__WRITTEN PROBLEM__. Reproduce every line of the records below word for word, leaving out the picture placeholders.

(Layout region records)
(begin)

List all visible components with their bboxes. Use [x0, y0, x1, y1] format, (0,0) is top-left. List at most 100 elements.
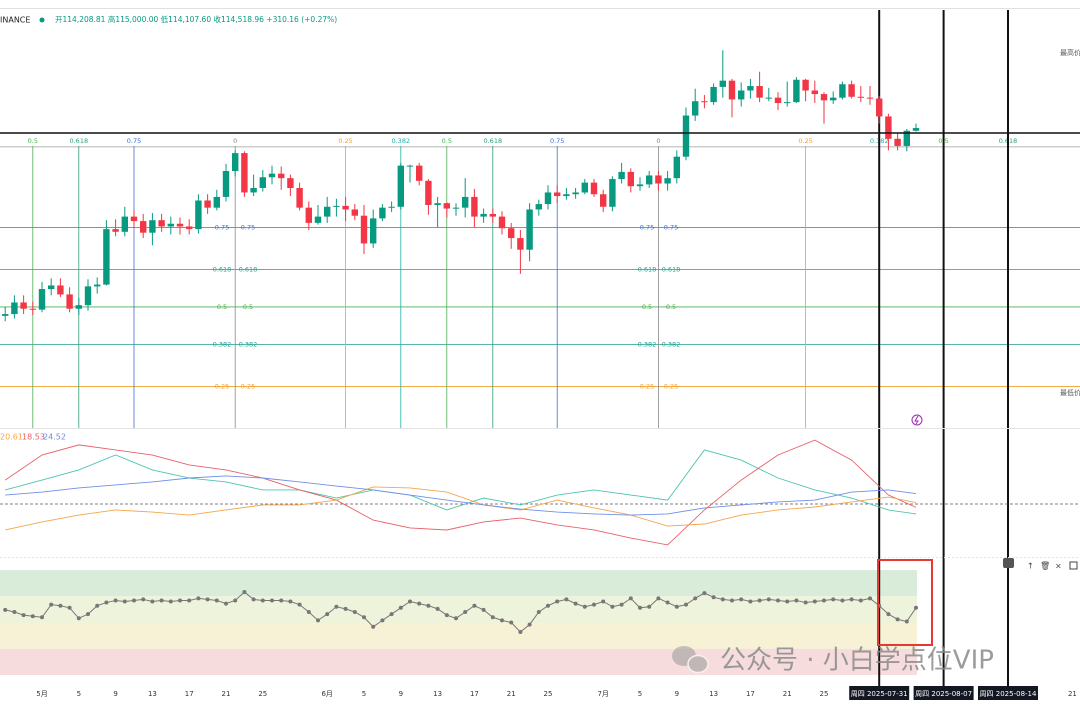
fib-time-label: 0.382	[391, 137, 410, 145]
oscillator-point	[187, 598, 192, 603]
x-tick-label: 6月	[321, 690, 332, 698]
fib-time-label: 0.75	[127, 137, 141, 145]
x-tick-label: 5	[638, 690, 642, 698]
x-tick-label: 9	[113, 690, 117, 698]
band	[0, 622, 917, 649]
candle-body	[379, 207, 386, 219]
oscillator-point	[352, 610, 357, 614]
candle-body	[802, 79, 809, 91]
candle-body	[305, 207, 312, 223]
watermark: 公众号 · 小白学点位VIP	[720, 646, 994, 676]
oscillator-point	[21, 613, 26, 618]
oscillator-point	[40, 615, 44, 620]
candle-body	[719, 80, 726, 87]
indicator-line	[5, 475, 917, 516]
candle-body	[866, 97, 874, 99]
fib-time-label: 0.618	[69, 137, 88, 145]
indicator-value: 24.52	[43, 433, 66, 442]
candle-body	[314, 216, 322, 223]
oscillator-point	[573, 601, 578, 606]
oscillator-point	[527, 622, 532, 627]
event-icon[interactable]	[911, 414, 923, 426]
oscillator-point	[693, 596, 698, 601]
candle-body	[278, 173, 285, 179]
x-tick-label: 13	[433, 690, 442, 698]
indicator-line	[4, 439, 917, 546]
oscillator-point	[426, 603, 431, 608]
pane-button[interactable]	[1003, 558, 1014, 568]
candle-body	[885, 116, 892, 139]
x-tick-label: 9	[399, 690, 403, 698]
candle-body	[774, 97, 782, 104]
candle-body	[535, 204, 542, 210]
x-tick-label: 周四 2025-08-14	[980, 690, 1037, 698]
candle-body	[140, 221, 147, 233]
pane-button[interactable]: 🗑	[1040, 562, 1050, 571]
candle-body	[600, 194, 607, 207]
high-price-label: 最高价	[1060, 48, 1080, 57]
candle-body	[544, 192, 552, 205]
oscillator-point	[509, 620, 514, 625]
candle-body	[75, 305, 82, 309]
fib-time-label: 0.5	[442, 137, 452, 145]
candle-body	[876, 98, 883, 117]
candle-body	[609, 179, 616, 207]
fib-level-label: 0.382	[662, 341, 681, 349]
oscillator-point	[224, 601, 228, 606]
fib-level-label: 0.382	[239, 341, 258, 349]
x-tick-label: 5	[362, 690, 366, 698]
candle-body	[452, 207, 460, 209]
candle-body	[241, 153, 248, 193]
candle-body	[462, 196, 469, 208]
event-icon-bolt	[914, 415, 919, 425]
oscillator-point	[76, 616, 81, 621]
fib-time-label: 0.618	[483, 137, 502, 145]
oscillator-point	[132, 598, 136, 603]
oscillator-point	[914, 605, 918, 610]
candle-body	[94, 284, 101, 287]
oscillator-point	[205, 597, 210, 602]
candle-body	[848, 84, 855, 97]
oscillator-point	[656, 596, 661, 601]
candle-body	[692, 101, 699, 116]
candle-body	[11, 302, 18, 315]
candle-body	[232, 153, 239, 171]
fib-layer: 0.75 0.75 0.75 0.75 0.618 0.618 0.618 0.618 0.5 0…	[0, 10, 1080, 686]
candle-body	[342, 205, 349, 210]
oscillator-point	[748, 599, 753, 604]
candle-body	[296, 187, 303, 208]
date-box	[913, 686, 974, 700]
date-box	[849, 686, 910, 700]
candle-body	[728, 80, 736, 100]
candle-body	[195, 200, 202, 230]
oscillator-point	[822, 598, 826, 603]
candle-body	[655, 175, 662, 184]
fib-level-label: 0.618	[213, 265, 232, 273]
oscillator-point	[371, 624, 376, 629]
oscillator-point	[297, 602, 302, 607]
oscillator-point	[711, 595, 716, 600]
fib-level-label: 0.382	[213, 341, 232, 349]
ohlc-quote: 开114,208.81 高115,000.00 低114,107.60 收114…	[55, 14, 337, 24]
candle-body	[756, 86, 763, 98]
oscillator-point	[444, 613, 449, 618]
pane-button[interactable]: ×	[1055, 562, 1062, 571]
candle-body	[710, 86, 717, 103]
candle-body	[903, 130, 910, 146]
candle-body	[912, 128, 920, 131]
candle-body	[213, 196, 220, 208]
oscillator-point	[380, 618, 385, 623]
pane-button[interactable]: ↑	[1027, 562, 1034, 571]
candle-body	[581, 182, 588, 193]
candle-body	[517, 238, 524, 250]
oscillator-point	[67, 605, 72, 610]
pane-button[interactable]	[1069, 561, 1078, 570]
oscillator-point	[389, 612, 394, 617]
fib-time-label: 0.5	[28, 137, 38, 145]
candle-body	[48, 285, 55, 290]
oscillator-point	[334, 604, 339, 609]
candle-body	[425, 180, 432, 205]
oscillator-point	[49, 602, 54, 607]
oscillator-point	[472, 603, 477, 608]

(end)

__CORRECT OUTPUT__.
List all visible components with their bboxes. Use [x0, y0, x1, y1] format, (0,0) is top-left. List at most 100 elements.
fib-time-label: 0.382	[391, 137, 410, 145]
oscillator-point	[187, 598, 192, 603]
x-tick-label: 6月	[321, 690, 332, 698]
fib-time-label: 0.75	[127, 137, 141, 145]
x-tick-label: 5	[638, 690, 642, 698]
x-tick-label: 9	[113, 690, 117, 698]
band	[0, 622, 917, 649]
candle-body	[379, 207, 386, 219]
oscillator-point	[352, 610, 357, 614]
candle-body	[802, 79, 809, 91]
candle-body	[305, 207, 312, 223]
watermark: 公众号 · 小白学点位VIP	[720, 646, 994, 676]
oscillator-point	[21, 613, 26, 618]
oscillator-point	[40, 615, 44, 620]
candle-body	[719, 80, 726, 87]
indicator-line	[5, 475, 917, 516]
candle-body	[866, 97, 874, 99]
fib-time-label: 0.618	[69, 137, 88, 145]
indicator-value: 24.52	[43, 433, 66, 442]
candle-body	[314, 216, 322, 223]
oscillator-point	[573, 601, 578, 606]
oscillator-point	[527, 622, 532, 627]
event-icon[interactable]	[911, 414, 923, 426]
oscillator-point	[693, 596, 698, 601]
candle-body	[278, 173, 285, 179]
x-tick-label: 13	[433, 690, 442, 698]
indicator-line	[4, 439, 917, 546]
oscillator-point	[426, 603, 431, 608]
pane-button[interactable]	[1003, 558, 1014, 568]
candle-body	[885, 116, 892, 139]
x-tick-label: 9	[399, 690, 403, 698]
candle-body	[774, 97, 782, 104]
candle-body	[535, 204, 542, 210]
x-tick-label: 周四 2025-08-14	[980, 690, 1037, 698]
candle-body	[140, 221, 147, 233]
pane-button[interactable]: 🗑	[1040, 562, 1050, 571]
candle-body	[600, 194, 607, 207]
high-price-label: 最高价	[1060, 48, 1080, 57]
candle-body	[544, 192, 552, 205]
oscillator-point	[509, 620, 514, 625]
candle-body	[75, 305, 82, 309]
fib-time-label: 0.5	[442, 137, 452, 145]
candle-body	[876, 98, 883, 117]
candle-body	[609, 179, 616, 207]
fib-level-label: 0.382	[662, 341, 681, 349]
oscillator-point	[224, 601, 228, 606]
fib-level-label: 0.382	[239, 341, 258, 349]
x-tick-label: 5	[362, 690, 366, 698]
candle-body	[452, 207, 460, 209]
candle-body	[241, 153, 248, 193]
candle-body	[462, 196, 469, 208]
event-icon-bolt	[914, 415, 919, 425]
oscillator-point	[76, 616, 81, 621]
fib-time-label: 0.618	[483, 137, 502, 145]
oscillator-point	[132, 598, 136, 603]
oscillator-point	[914, 605, 918, 610]
candle-body	[94, 284, 101, 287]
oscillator-point	[205, 597, 210, 602]
candle-body	[848, 84, 855, 97]
oscillator-point	[656, 596, 661, 601]
candle-body	[692, 101, 699, 116]
candle-body	[11, 302, 18, 315]
candle-body	[232, 153, 239, 171]
fib-layer: 0.75 0.75 0.75 0.75 0.618 0.618 0.618 0.618 0.5 0…	[0, 10, 1080, 686]
candle-body	[342, 205, 349, 210]
oscillator-point	[748, 599, 753, 604]
candle-body	[296, 187, 303, 208]
date-box	[913, 686, 974, 700]
date-box	[849, 686, 910, 700]
candle-body	[728, 80, 736, 100]
candle-body	[195, 200, 202, 230]
oscillator-point	[822, 598, 826, 603]
candle-body	[655, 175, 662, 184]
fib-level-label: 0.618	[213, 265, 232, 273]
oscillator-point	[371, 624, 376, 629]
oscillator-point	[297, 602, 302, 607]
oscillator-point	[711, 595, 716, 600]
fib-level-label: 0.382	[213, 341, 232, 349]
ohlc-quote: 开114,208.81 高115,000.00 低114,107.60 收114…	[55, 14, 337, 24]
candle-body	[756, 86, 763, 98]
oscillator-point	[444, 613, 449, 618]
pane-button[interactable]: ×	[1055, 562, 1062, 571]
candle-body	[710, 86, 717, 103]
candle-body	[903, 130, 910, 146]
candle-body	[912, 128, 920, 131]
candle-body	[213, 196, 220, 208]
oscillator-point	[380, 618, 385, 623]
pane-button[interactable]: ↑	[1027, 562, 1034, 571]
candle-body	[581, 182, 588, 193]
candle-body	[517, 238, 524, 250]
oscillator-point	[67, 605, 72, 610]
pane-button[interactable]	[1069, 561, 1078, 570]
oscillator-point	[389, 612, 394, 617]
fib-time-label: 0.5	[28, 137, 38, 145]
candle-body	[48, 285, 55, 290]
oscillator-point	[334, 604, 339, 609]
candle-body	[425, 180, 432, 205]
oscillator-point	[49, 602, 54, 607]
oscillator-point	[472, 603, 477, 608]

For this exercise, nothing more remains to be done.